* DATA SHOWN *

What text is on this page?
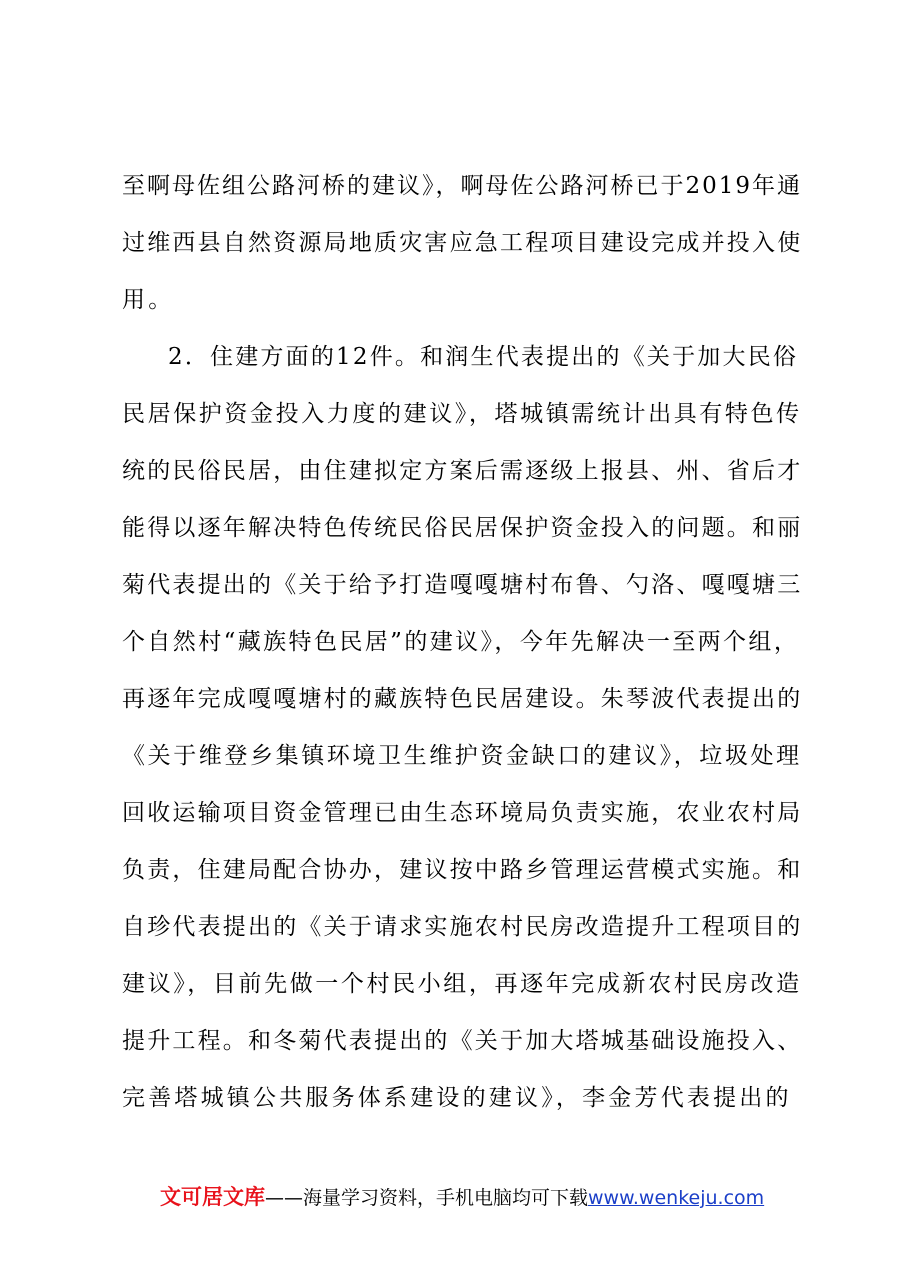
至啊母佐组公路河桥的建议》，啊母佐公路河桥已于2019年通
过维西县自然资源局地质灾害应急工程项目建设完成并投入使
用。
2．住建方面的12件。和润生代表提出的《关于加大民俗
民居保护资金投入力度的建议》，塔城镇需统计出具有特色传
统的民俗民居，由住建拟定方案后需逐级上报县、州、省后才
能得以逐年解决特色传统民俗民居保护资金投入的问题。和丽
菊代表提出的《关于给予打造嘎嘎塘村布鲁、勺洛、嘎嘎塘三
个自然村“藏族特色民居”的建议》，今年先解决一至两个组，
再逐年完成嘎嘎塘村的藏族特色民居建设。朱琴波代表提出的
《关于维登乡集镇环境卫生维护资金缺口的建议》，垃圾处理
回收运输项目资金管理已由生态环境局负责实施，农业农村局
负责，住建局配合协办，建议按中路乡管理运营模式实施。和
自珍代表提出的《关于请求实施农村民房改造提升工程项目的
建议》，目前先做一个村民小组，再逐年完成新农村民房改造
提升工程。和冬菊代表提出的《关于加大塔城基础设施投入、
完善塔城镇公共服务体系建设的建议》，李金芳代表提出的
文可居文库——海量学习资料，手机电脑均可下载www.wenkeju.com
...
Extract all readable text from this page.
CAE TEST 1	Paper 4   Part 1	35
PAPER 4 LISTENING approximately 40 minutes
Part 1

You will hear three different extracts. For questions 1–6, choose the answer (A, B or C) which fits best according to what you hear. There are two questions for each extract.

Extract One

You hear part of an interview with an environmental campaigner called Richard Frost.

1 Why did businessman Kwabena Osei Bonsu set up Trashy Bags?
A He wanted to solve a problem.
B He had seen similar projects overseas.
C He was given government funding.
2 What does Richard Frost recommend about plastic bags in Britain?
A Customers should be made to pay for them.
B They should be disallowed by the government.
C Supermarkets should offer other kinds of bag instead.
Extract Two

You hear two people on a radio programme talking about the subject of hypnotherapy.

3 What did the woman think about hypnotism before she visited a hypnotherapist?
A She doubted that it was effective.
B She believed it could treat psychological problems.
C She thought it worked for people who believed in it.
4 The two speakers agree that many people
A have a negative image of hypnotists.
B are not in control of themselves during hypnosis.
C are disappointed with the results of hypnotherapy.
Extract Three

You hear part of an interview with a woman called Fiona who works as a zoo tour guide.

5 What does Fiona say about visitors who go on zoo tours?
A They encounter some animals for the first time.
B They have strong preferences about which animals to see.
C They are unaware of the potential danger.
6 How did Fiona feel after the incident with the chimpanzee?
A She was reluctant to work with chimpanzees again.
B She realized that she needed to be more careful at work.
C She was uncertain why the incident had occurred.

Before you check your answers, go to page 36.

* WHAT TO WORK ON *
The answer is one number: how many lines of the material above contain "does".

* THE ANSWER *
2